▸ **Exercise instructions**
Skip the pictures. Transcribe the rest of the data below without changing a word.

/---

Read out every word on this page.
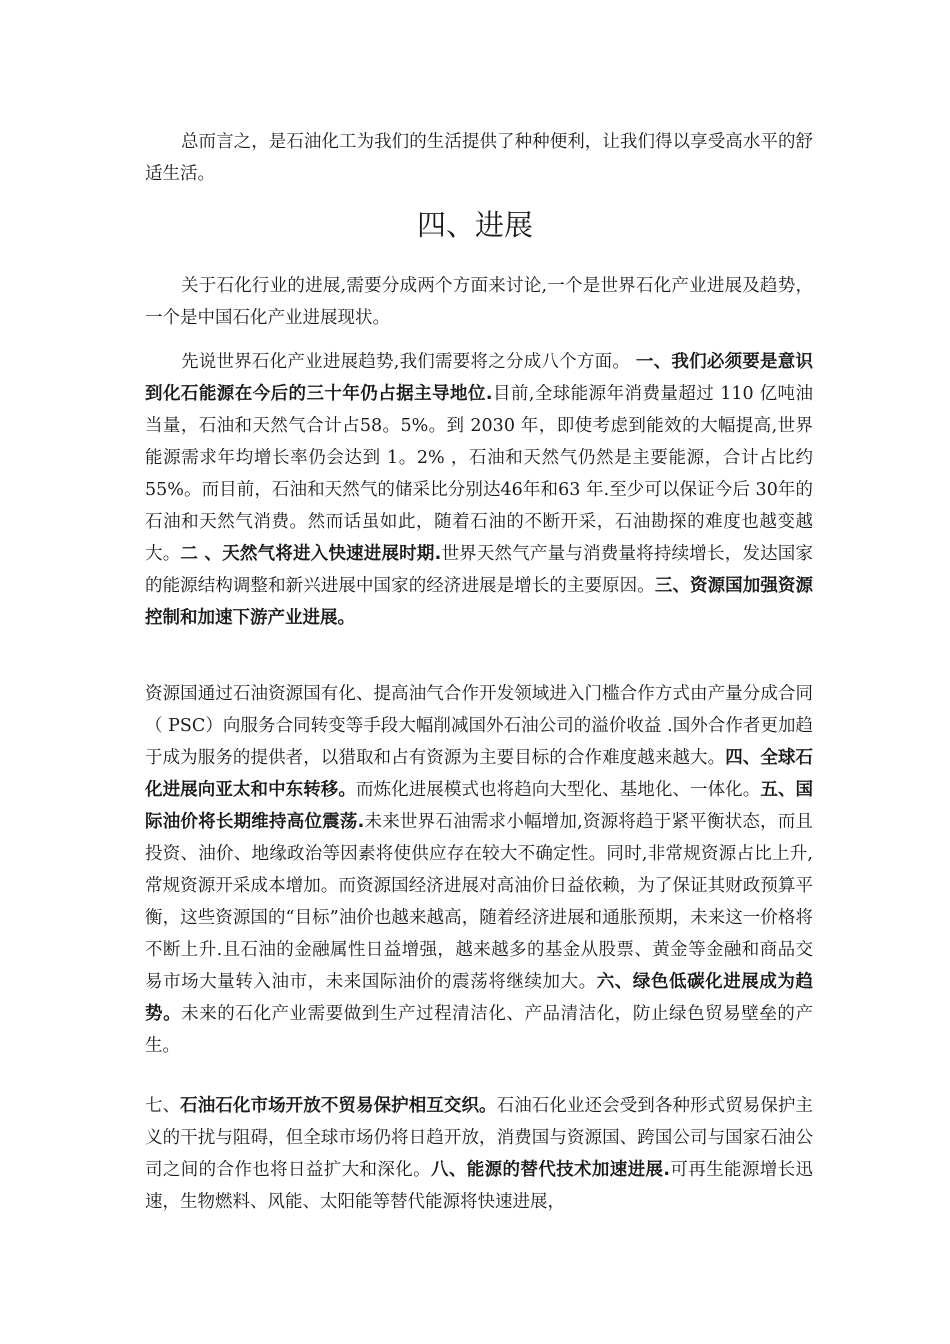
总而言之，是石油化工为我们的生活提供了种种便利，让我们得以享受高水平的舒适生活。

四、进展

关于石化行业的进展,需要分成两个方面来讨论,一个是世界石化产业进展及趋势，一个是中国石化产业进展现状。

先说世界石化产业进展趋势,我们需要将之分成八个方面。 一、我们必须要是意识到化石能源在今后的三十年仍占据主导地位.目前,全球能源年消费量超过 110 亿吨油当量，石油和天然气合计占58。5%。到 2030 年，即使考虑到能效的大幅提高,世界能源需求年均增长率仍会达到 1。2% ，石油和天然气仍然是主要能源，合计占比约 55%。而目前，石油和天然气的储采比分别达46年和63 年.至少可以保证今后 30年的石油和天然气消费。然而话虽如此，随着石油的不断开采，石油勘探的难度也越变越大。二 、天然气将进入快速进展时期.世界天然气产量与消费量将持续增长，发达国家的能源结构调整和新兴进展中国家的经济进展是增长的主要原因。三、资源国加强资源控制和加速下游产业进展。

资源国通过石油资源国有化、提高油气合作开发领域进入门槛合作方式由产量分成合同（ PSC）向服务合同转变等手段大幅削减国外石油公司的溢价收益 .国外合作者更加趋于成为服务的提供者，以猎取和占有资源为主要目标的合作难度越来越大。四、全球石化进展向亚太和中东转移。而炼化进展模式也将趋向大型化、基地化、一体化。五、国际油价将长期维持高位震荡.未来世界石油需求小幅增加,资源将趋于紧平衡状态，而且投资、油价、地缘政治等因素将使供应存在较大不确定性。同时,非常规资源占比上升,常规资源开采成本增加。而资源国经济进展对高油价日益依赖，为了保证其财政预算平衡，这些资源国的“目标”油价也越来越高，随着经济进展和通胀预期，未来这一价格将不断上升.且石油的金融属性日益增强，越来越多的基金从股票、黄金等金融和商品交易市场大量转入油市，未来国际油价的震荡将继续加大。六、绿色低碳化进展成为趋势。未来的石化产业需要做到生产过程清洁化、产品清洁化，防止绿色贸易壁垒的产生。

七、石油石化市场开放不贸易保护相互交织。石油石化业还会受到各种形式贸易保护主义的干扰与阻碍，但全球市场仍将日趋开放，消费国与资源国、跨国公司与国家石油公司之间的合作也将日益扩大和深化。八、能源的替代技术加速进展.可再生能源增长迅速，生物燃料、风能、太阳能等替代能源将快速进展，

\---

▸ **Solution for this problem**
Read out every word on this page.
总而言之，是石油化工为我们的生活提供了种种便利，让我们得以享受高水平的舒适生活。

四、进展

关于石化行业的进展,需要分成两个方面来讨论,一个是世界石化产业进展及趋势，一个是中国石化产业进展现状。

先说世界石化产业进展趋势,我们需要将之分成八个方面。 一、我们必须要是意识到化石能源在今后的三十年仍占据主导地位.目前,全球能源年消费量超过 110 亿吨油当量，石油和天然气合计占58。5%。到 2030 年，即使考虑到能效的大幅提高,世界能源需求年均增长率仍会达到 1。2% ，石油和天然气仍然是主要能源，合计占比约 55%。而目前，石油和天然气的储采比分别达46年和63 年.至少可以保证今后 30年的石油和天然气消费。然而话虽如此，随着石油的不断开采，石油勘探的难度也越变越大。二 、天然气将进入快速进展时期.世界天然气产量与消费量将持续增长，发达国家的能源结构调整和新兴进展中国家的经济进展是增长的主要原因。三、资源国加强资源控制和加速下游产业进展。

资源国通过石油资源国有化、提高油气合作开发领域进入门槛合作方式由产量分成合同（ PSC）向服务合同转变等手段大幅削减国外石油公司的溢价收益 .国外合作者更加趋于成为服务的提供者，以猎取和占有资源为主要目标的合作难度越来越大。四、全球石化进展向亚太和中东转移。而炼化进展模式也将趋向大型化、基地化、一体化。五、国际油价将长期维持高位震荡.未来世界石油需求小幅增加,资源将趋于紧平衡状态，而且投资、油价、地缘政治等因素将使供应存在较大不确定性。同时,非常规资源占比上升,常规资源开采成本增加。而资源国经济进展对高油价日益依赖，为了保证其财政预算平衡，这些资源国的“目标”油价也越来越高，随着经济进展和通胀预期，未来这一价格将不断上升.且石油的金融属性日益增强，越来越多的基金从股票、黄金等金融和商品交易市场大量转入油市，未来国际油价的震荡将继续加大。六、绿色低碳化进展成为趋势。未来的石化产业需要做到生产过程清洁化、产品清洁化，防止绿色贸易壁垒的产生。

七、石油石化市场开放不贸易保护相互交织。石油石化业还会受到各种形式贸易保护主义的干扰与阻碍，但全球市场仍将日趋开放，消费国与资源国、跨国公司与国家石油公司之间的合作也将日益扩大和深化。八、能源的替代技术加速进展.可再生能源增长迅速，生物燃料、风能、太阳能等替代能源将快速进展，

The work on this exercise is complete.